Gather every line in the records below that contains the word "difference".

[Figure content listings]
━━━━━━━━━━━━━━━━━━━━

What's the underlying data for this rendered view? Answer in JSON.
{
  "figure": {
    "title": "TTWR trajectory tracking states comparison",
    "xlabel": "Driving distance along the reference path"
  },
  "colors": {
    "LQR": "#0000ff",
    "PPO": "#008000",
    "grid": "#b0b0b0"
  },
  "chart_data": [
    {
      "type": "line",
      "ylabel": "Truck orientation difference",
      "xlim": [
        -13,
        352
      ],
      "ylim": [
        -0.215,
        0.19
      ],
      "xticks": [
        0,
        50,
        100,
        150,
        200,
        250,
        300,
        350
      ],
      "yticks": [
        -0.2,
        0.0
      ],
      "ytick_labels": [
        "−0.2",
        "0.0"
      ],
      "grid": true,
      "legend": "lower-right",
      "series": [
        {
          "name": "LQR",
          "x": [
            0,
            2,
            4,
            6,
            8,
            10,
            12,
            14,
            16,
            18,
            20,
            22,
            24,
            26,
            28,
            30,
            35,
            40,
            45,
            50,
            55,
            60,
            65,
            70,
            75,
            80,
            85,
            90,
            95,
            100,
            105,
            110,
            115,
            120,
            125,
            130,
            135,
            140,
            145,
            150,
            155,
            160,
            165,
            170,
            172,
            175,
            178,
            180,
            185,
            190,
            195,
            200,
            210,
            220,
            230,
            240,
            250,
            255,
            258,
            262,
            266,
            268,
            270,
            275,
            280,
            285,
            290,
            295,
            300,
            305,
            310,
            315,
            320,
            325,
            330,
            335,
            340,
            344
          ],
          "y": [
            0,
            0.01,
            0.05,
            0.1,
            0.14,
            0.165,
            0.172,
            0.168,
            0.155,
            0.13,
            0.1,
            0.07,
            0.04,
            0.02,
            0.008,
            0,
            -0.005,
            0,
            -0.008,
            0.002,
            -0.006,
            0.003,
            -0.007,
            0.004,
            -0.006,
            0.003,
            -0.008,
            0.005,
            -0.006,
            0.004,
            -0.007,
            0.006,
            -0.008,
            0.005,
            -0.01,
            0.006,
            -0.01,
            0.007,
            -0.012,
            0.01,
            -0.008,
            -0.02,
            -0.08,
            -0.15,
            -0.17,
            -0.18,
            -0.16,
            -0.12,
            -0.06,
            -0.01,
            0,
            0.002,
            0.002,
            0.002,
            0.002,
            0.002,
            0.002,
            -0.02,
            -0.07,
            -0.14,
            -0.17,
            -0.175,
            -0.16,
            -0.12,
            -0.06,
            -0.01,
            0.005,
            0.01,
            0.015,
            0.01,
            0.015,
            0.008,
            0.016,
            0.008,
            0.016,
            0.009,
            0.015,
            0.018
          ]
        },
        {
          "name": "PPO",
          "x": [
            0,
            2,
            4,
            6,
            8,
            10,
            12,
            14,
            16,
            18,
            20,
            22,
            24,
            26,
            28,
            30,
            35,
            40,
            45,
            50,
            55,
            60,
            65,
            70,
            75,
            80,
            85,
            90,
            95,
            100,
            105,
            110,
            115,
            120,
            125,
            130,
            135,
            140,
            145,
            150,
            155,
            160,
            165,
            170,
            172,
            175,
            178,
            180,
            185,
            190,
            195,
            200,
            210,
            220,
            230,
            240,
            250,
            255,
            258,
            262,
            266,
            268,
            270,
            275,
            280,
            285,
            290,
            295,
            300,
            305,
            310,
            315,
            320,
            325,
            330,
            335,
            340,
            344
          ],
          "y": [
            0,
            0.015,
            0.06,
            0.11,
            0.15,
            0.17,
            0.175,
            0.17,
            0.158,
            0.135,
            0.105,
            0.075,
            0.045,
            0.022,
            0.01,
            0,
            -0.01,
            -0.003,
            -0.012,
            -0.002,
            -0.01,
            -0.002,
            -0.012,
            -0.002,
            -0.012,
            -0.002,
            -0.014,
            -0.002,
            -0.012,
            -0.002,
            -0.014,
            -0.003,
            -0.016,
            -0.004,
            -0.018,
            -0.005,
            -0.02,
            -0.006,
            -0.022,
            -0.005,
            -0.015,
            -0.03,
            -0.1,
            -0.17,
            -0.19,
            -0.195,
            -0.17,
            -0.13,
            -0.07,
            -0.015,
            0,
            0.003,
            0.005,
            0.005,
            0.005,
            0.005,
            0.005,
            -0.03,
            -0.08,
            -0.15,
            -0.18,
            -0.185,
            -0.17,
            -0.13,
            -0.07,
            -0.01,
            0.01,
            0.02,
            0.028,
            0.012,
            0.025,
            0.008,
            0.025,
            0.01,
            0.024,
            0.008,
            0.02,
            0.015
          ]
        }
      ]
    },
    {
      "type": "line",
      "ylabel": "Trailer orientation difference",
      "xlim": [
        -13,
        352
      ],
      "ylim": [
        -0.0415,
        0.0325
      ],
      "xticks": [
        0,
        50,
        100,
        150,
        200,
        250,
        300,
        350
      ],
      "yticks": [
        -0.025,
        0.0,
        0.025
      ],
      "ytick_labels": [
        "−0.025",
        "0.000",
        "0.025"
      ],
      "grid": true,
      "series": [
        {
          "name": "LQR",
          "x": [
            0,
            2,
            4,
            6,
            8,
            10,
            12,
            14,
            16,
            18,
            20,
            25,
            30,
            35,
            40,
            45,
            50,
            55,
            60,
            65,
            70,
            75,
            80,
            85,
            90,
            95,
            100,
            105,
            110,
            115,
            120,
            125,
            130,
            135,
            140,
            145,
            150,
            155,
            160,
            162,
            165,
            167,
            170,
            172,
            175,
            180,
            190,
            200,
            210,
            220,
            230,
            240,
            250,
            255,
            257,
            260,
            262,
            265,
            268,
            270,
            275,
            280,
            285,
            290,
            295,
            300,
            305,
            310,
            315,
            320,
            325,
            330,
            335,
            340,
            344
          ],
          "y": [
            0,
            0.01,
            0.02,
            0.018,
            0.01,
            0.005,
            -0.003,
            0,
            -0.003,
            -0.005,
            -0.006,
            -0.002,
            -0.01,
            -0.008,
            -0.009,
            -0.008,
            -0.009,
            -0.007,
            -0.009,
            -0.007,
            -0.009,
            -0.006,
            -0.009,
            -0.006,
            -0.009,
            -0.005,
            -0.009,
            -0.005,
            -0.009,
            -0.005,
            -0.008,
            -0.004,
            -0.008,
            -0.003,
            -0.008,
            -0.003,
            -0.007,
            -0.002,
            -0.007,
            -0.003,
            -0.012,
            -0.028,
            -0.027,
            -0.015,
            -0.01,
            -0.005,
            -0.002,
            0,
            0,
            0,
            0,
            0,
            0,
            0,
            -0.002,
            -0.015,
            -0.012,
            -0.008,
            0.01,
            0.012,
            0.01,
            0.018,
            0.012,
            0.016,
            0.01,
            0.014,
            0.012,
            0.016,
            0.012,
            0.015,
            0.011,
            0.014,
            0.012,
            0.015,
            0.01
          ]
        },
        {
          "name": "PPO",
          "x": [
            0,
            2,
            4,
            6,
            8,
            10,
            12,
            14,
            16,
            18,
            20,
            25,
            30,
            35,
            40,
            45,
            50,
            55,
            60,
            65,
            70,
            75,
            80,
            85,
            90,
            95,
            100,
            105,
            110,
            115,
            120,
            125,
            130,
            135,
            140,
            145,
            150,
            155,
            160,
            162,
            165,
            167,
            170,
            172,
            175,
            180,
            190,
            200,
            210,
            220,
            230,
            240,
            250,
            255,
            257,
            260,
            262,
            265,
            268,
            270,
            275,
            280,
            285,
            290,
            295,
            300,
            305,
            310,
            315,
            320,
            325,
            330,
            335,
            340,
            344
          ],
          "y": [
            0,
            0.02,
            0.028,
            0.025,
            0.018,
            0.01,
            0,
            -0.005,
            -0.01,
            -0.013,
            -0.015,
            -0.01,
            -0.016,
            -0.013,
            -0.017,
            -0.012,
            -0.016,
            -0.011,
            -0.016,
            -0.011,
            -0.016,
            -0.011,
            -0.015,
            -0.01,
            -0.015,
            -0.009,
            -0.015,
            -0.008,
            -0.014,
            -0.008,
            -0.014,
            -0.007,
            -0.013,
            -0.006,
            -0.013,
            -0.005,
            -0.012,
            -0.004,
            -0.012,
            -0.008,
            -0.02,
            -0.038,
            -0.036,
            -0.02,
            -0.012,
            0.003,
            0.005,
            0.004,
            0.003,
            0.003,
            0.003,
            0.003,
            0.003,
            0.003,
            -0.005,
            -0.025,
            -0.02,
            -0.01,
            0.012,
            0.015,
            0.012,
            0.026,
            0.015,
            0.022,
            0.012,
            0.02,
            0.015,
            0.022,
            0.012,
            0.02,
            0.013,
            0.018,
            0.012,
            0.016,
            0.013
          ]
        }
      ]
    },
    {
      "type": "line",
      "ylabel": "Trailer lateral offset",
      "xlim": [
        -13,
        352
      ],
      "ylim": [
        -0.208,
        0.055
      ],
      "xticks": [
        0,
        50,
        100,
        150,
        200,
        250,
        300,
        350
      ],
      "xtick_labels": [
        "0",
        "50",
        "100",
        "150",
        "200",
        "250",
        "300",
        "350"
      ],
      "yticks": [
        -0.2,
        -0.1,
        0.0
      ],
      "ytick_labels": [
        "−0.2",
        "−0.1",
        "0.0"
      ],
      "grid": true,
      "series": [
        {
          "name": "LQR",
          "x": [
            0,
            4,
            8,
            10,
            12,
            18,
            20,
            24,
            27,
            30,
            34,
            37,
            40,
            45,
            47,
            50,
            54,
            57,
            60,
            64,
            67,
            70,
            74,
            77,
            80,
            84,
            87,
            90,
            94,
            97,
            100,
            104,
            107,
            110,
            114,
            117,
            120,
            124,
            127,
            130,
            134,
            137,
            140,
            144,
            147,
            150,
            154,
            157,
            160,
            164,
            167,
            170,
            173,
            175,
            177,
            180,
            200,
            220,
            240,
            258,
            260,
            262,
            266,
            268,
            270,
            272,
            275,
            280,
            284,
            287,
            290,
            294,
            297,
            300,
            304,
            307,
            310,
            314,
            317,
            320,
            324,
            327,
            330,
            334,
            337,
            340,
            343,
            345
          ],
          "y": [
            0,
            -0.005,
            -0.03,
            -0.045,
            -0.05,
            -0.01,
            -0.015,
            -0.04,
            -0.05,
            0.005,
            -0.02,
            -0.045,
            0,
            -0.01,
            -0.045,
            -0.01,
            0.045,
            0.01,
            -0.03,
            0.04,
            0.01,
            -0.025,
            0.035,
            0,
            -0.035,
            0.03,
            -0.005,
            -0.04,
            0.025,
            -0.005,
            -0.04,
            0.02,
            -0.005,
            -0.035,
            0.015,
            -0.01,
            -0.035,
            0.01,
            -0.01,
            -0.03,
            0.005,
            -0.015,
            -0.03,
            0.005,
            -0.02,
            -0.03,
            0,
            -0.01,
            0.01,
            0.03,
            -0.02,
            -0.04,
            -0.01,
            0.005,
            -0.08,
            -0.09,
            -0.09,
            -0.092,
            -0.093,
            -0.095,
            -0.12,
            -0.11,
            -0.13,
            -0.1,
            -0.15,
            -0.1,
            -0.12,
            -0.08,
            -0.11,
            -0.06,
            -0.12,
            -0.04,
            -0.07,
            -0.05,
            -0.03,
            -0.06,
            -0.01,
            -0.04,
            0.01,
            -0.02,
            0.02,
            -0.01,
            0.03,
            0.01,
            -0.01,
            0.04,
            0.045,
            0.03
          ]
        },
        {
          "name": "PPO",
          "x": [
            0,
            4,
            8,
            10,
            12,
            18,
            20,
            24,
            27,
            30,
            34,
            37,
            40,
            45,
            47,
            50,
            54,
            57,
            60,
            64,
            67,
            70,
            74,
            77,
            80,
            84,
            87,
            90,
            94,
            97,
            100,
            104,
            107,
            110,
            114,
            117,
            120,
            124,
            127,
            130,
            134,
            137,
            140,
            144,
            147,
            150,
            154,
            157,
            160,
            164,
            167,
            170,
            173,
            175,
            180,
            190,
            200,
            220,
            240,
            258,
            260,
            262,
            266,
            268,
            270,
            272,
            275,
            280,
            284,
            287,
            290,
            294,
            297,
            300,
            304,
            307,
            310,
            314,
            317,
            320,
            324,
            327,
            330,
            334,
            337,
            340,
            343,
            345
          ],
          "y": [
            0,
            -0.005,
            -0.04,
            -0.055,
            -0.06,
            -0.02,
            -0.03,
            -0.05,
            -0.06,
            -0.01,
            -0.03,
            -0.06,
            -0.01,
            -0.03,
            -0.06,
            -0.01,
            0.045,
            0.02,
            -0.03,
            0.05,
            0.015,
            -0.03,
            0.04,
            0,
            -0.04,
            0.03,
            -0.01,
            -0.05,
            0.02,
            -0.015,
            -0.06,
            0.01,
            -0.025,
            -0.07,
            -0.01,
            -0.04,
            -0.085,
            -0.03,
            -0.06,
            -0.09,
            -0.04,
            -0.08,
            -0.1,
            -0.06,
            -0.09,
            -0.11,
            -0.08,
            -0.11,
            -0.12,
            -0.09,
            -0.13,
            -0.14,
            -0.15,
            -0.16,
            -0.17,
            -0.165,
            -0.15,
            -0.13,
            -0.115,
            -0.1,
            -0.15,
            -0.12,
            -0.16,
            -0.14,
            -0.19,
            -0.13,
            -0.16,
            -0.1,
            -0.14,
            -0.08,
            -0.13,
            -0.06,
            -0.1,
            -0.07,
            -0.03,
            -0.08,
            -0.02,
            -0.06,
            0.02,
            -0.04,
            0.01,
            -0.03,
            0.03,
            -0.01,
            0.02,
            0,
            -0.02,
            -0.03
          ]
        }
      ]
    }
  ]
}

━━━━━━━━━━━━━━━━━━━━

### TASK ANSWER
      "ylabel": "Truck orientation difference",
      "ylabel": "Trailer orientation difference",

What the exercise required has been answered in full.